● **Exercise objective**:
Each record is to be printed again precisely as it reads.
## START
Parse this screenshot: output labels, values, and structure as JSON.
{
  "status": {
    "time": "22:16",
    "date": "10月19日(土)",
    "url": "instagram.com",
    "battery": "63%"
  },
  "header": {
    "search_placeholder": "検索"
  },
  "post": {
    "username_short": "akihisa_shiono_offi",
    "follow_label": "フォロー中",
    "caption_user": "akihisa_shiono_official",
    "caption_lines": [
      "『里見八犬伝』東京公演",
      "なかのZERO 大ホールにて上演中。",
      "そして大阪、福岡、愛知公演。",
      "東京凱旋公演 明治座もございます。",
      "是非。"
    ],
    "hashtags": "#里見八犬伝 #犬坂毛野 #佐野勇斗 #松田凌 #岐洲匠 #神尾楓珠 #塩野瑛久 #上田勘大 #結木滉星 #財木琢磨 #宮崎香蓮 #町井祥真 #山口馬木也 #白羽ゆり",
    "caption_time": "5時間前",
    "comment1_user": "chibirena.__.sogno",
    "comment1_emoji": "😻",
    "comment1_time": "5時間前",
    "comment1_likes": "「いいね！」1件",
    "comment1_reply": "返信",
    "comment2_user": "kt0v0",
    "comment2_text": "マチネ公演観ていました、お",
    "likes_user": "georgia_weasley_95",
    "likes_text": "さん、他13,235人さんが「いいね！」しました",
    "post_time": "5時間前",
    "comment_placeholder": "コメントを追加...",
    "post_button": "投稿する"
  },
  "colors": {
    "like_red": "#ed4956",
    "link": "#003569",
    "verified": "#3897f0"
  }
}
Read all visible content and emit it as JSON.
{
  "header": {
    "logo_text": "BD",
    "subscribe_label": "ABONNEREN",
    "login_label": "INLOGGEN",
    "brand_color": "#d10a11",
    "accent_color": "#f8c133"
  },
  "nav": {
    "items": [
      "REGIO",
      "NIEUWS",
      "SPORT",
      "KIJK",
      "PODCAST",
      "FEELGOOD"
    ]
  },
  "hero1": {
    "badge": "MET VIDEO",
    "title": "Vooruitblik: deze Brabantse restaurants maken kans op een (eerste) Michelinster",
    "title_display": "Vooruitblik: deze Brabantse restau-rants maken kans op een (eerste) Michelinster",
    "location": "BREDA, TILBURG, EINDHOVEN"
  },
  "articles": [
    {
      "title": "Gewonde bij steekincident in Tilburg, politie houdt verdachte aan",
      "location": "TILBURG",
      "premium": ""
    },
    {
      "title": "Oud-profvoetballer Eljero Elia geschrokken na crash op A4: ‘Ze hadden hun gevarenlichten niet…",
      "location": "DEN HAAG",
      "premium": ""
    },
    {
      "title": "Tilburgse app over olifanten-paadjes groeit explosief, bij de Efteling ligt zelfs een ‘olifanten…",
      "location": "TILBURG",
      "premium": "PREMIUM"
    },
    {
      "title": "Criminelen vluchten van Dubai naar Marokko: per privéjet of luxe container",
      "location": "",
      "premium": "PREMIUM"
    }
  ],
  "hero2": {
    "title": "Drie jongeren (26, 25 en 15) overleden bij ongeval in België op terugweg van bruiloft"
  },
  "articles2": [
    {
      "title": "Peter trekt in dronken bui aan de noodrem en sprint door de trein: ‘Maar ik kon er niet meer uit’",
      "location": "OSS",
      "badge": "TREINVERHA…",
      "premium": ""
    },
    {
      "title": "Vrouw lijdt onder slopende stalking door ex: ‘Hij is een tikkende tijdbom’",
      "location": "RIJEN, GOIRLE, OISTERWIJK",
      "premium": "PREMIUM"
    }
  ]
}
## END
● **Exercise output**:
Parse this screenshot: output labels, values, and structure as JSON.
{
  "status": {
    "time": "22:16",
    "date": "10月19日(土)",
    "url": "instagram.com",
    "battery": "63%"
  },
  "header": {
    "search_placeholder": "検索"
  },
  "post": {
    "username_short": "akihisa_shiono_offi",
    "follow_label": "フォロー中",
    "caption_user": "akihisa_shiono_official",
    "caption_lines": [
      "『里見八犬伝』東京公演",
      "なかのZERO 大ホールにて上演中。",
      "そして大阪、福岡、愛知公演。",
      "東京凱旋公演 明治座もございます。",
      "是非。"
    ],
    "hashtags": "#里見八犬伝 #犬坂毛野 #佐野勇斗 #松田凌 #岐洲匠 #神尾楓珠 #塩野瑛久 #上田勘大 #結木滉星 #財木琢磨 #宮崎香蓮 #町井祥真 #山口馬木也 #白羽ゆり",
    "caption_time": "5時間前",
    "comment1_user": "chibirena.__.sogno",
    "comment1_emoji": "😻",
    "comment1_time": "5時間前",
    "comment1_likes": "「いいね！」1件",
    "comment1_reply": "返信",
    "comment2_user": "kt0v0",
    "comment2_text": "マチネ公演観ていました、お",
    "likes_user": "georgia_weasley_95",
    "likes_text": "さん、他13,235人さんが「いいね！」しました",
    "post_time": "5時間前",
    "comment_placeholder": "コメントを追加...",
    "post_button": "投稿する"
  },
  "colors": {
    "like_red": "#ed4956",
    "link": "#003569",
    "verified": "#3897f0"
  }
}
Read all visible content and emit it as JSON.
{
  "header": {
    "logo_text": "BD",
    "subscribe_label": "ABONNEREN",
    "login_label": "INLOGGEN",
    "brand_color": "#d10a11",
    "accent_color": "#f8c133"
  },
  "nav": {
    "items": [
      "REGIO",
      "NIEUWS",
      "SPORT",
      "KIJK",
      "PODCAST",
      "FEELGOOD"
    ]
  },
  "hero1": {
    "badge": "MET VIDEO",
    "title": "Vooruitblik: deze Brabantse restaurants maken kans op een (eerste) Michelinster",
    "title_display": "Vooruitblik: deze Brabantse restau-rants maken kans op een (eerste) Michelinster",
    "location": "BREDA, TILBURG, EINDHOVEN"
  },
  "articles": [
    {
      "title": "Gewonde bij steekincident in Tilburg, politie houdt verdachte aan",
      "location": "TILBURG",
      "premium": ""
    },
    {
      "title": "Oud-profvoetballer Eljero Elia geschrokken na crash op A4: ‘Ze hadden hun gevarenlichten niet…",
      "location": "DEN HAAG",
      "premium": ""
    },
    {
      "title": "Tilburgse app over olifanten-paadjes groeit explosief, bij de Efteling ligt zelfs een ‘olifanten…",
      "location": "TILBURG",
      "premium": "PREMIUM"
    },
    {
      "title": "Criminelen vluchten van Dubai naar Marokko: per privéjet of luxe container",
      "location": "",
      "premium": "PREMIUM"
    }
  ],
  "hero2": {
    "title": "Drie jongeren (26, 25 en 15) overleden bij ongeval in België op terugweg van bruiloft"
  },
  "articles2": [
    {
      "title": "Peter trekt in dronken bui aan de noodrem en sprint door de trein: ‘Maar ik kon er niet meer uit’",
      "location": "OSS",
      "badge": "TREINVERHA…",
      "premium": ""
    },
    {
      "title": "Vrouw lijdt onder slopende stalking door ex: ‘Hij is een tikkende tijdbom’",
      "location": "RIJEN, GOIRLE, OISTERWIJK",
      "premium": "PREMIUM"
    }
  ]
}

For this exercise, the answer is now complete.